Stanford CS231n 7강. Training Neural Networks 2

Stanfoard CS231n 2017를 요약한 포스팅입니다. 정보 전달보다 자신을 위한 정리 목적이 강한 글입니다! :)

Today

Fancier optimization
Regularization
Transfer Learning
- less data일 때 사용할 수 있는 방법

SGD

while True:
  dx = compute_gradient(x)
  x -= learning_rate * dx

Optimization

loss function
- tell us how good or bad is that value of the weights doing on our problem
- gives us some nice landscape over the weights
Problems with SGD
- - Q) loss가 한 방향으론 빠르게, 다른 방향으로 천천히 변화하면 어떻게 될까? Gradient Descent의 역할은?

주석이 달린 영역 목록
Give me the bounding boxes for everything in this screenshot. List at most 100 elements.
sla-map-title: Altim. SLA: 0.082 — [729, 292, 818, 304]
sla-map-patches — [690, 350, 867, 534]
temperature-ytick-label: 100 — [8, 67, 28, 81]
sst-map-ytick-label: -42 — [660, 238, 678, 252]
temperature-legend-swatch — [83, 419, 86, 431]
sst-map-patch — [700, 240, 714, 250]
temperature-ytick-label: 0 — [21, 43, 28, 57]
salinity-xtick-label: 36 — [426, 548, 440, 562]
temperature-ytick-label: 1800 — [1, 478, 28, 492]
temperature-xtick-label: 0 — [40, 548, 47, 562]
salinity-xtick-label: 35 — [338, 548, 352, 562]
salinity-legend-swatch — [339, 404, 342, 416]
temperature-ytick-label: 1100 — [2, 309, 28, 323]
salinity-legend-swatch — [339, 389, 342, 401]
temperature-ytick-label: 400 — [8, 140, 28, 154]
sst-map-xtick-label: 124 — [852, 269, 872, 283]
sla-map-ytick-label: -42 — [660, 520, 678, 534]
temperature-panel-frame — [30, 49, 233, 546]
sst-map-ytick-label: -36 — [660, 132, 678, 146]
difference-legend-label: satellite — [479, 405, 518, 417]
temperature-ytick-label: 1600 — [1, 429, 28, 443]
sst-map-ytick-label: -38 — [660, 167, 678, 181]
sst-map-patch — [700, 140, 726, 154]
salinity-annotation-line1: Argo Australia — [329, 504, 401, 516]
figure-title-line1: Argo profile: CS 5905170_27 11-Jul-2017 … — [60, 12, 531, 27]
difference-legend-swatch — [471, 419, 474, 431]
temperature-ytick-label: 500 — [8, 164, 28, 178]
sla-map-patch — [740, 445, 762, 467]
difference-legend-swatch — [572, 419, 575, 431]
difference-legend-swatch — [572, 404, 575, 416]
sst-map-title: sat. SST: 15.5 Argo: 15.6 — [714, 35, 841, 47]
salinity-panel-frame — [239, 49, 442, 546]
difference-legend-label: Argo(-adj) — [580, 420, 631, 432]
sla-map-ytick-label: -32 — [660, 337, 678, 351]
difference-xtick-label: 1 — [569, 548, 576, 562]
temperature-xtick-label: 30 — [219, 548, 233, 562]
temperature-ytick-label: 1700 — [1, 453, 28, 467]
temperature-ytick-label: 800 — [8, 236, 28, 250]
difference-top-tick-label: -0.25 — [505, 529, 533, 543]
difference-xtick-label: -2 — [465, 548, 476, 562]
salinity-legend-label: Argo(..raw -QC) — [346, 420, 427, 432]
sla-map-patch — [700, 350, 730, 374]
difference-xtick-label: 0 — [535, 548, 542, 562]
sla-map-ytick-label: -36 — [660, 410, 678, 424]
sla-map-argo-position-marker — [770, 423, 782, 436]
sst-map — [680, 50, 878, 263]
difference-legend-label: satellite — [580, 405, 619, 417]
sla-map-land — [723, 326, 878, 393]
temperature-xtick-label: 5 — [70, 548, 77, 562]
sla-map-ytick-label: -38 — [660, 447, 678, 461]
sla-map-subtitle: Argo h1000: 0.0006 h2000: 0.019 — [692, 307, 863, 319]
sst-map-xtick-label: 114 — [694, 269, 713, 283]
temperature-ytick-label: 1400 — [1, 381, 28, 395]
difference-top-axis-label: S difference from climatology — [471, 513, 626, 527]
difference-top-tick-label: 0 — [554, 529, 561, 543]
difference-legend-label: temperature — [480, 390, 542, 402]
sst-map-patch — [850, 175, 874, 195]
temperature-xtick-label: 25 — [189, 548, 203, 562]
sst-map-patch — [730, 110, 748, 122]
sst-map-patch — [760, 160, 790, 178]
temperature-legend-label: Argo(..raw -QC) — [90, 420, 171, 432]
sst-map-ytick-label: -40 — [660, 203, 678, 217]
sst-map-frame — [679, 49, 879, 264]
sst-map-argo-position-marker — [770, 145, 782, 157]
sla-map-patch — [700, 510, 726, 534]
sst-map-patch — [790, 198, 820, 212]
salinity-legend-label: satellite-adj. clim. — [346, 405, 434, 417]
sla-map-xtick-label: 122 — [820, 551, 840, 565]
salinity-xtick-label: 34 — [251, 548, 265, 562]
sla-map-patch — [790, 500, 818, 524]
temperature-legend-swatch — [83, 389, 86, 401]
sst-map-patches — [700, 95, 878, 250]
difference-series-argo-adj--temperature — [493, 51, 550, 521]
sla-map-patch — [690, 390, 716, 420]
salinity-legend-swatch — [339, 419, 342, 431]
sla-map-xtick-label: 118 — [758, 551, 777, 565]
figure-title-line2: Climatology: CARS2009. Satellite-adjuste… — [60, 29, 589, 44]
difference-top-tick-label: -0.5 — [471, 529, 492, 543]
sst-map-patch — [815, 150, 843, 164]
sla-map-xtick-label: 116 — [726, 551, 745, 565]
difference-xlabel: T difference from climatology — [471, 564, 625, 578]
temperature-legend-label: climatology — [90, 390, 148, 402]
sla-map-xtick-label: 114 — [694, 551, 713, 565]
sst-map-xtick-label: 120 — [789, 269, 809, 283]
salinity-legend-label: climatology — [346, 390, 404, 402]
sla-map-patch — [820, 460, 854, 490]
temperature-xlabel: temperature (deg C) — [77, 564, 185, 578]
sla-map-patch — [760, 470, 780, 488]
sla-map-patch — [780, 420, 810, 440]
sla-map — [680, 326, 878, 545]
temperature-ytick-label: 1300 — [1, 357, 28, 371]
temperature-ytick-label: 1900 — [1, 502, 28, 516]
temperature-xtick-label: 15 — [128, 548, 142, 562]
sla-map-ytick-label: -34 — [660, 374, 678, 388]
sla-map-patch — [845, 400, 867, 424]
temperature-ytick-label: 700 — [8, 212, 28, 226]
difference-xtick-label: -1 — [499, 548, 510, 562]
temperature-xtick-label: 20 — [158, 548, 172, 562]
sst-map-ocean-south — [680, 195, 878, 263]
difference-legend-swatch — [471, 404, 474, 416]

* 지시 사항:
#1 발췌문의 "Today" 아래에 오늘 다룰 주제로 나열된 항목을 모두 적으세요.
#2 발췌문에 따르면 Transfer Learning은 어떤 상황에서 사용할 수 있는 방법인가요?
#3 발췌문에서 "x -= learning_rate"부터 "Gradient Descent의 역할은?"까지 양 끝 부분을 포함하여 그대로 옮겨 적으세요.
이 행들은 참고하지 않아도 됩니다.

* 순서별 결과:
#1 Fancier optimization, Regularization, Transfer Learning

#2 less data일 때 사용할 수 있는 방법입니다.

#3
x -= learning_rate * dx

Optimization

loss function
- tell us how good or bad is that value of the weights doing on our problem
- gives us some nice landscape over the weights
Problems with SGD
- - Q) loss가 한 방향으론 빠르게, 다른 방향으로 천천히 변화하면 어떻게 될까? Gradient Descent의 역할은?